Exercise instructions. Gather the lines from the material that contain "water".
============
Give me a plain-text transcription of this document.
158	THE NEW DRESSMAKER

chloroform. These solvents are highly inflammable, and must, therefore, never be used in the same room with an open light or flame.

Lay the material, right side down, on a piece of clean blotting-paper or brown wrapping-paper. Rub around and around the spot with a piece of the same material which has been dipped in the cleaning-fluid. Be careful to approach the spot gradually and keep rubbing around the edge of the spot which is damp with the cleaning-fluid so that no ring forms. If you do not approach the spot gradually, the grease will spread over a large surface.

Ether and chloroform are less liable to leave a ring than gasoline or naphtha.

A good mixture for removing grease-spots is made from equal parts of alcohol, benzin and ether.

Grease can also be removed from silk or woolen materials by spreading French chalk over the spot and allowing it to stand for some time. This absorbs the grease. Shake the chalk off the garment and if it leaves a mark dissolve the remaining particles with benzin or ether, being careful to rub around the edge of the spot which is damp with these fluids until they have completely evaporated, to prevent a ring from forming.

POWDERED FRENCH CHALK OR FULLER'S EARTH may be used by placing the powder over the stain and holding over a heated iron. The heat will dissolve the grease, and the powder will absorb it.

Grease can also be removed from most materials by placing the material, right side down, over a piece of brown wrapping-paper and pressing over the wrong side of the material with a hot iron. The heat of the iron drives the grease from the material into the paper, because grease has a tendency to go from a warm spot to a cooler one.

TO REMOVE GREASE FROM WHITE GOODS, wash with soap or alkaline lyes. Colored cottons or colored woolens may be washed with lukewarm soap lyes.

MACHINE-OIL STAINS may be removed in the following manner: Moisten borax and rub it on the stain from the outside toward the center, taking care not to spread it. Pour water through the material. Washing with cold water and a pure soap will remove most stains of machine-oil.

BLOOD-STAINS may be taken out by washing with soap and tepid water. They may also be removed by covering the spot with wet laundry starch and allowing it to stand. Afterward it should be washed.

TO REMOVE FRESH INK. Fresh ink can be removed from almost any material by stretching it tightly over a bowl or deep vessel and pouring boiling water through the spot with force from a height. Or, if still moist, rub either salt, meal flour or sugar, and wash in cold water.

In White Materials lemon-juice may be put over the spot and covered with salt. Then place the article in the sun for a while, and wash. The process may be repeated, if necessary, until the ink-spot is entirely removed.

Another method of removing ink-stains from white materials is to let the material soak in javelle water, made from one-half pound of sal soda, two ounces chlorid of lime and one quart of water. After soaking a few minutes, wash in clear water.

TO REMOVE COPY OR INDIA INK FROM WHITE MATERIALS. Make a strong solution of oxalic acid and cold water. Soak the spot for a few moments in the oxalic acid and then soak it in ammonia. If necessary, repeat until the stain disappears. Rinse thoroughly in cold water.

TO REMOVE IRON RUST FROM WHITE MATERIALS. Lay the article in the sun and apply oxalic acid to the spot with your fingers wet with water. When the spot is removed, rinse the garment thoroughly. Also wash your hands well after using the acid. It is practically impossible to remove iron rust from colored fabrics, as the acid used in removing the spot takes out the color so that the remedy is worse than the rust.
============
Worked solution.
MACHINE-OIL STAINS may be removed in the following manner: Moisten borax and rub it on the stain from the outside toward the center, taking care not to spread it. Pour water through the material. Washing with cold water and a pure soap will remove most stains of machine-oil.
BLOOD-STAINS may be taken out by washing with soap and tepid water. They may also be removed by covering the spot with wet laundry starch and allowing it to stand. Afterward it should be washed.
TO REMOVE FRESH INK. Fresh ink can be removed from almost any material by stretching it tightly over a bowl or deep vessel and pouring boiling water through the spot with force from a height. Or, if still moist, rub either salt, meal flour or sugar, and wash in cold water.
Another method of removing ink-stains from white materials is to let the material soak in javelle water, made from one-half pound of sal soda, two ounces chlorid of lime and one quart of water. After soaking a few minutes, wash in clear water.
TO REMOVE COPY OR INDIA INK FROM WHITE MATERIALS. Make a strong solution of oxalic acid and cold water. Soak the spot for a few moments in the oxalic acid and then soak it in ammonia. If necessary, repeat until the stain disappears. Rinse thoroughly in cold water.
TO REMOVE IRON RUST FROM WHITE MATERIALS. Lay the article in the sun and apply oxalic acid to the spot with your fingers wet with water. When the spot is removed, rinse the garment thoroughly. Also wash your hands well after using the acid. It is practically impossible to remove iron rust from colored fabrics, as the acid used in removing the spot takes out the color so that the remedy is worse than the rust.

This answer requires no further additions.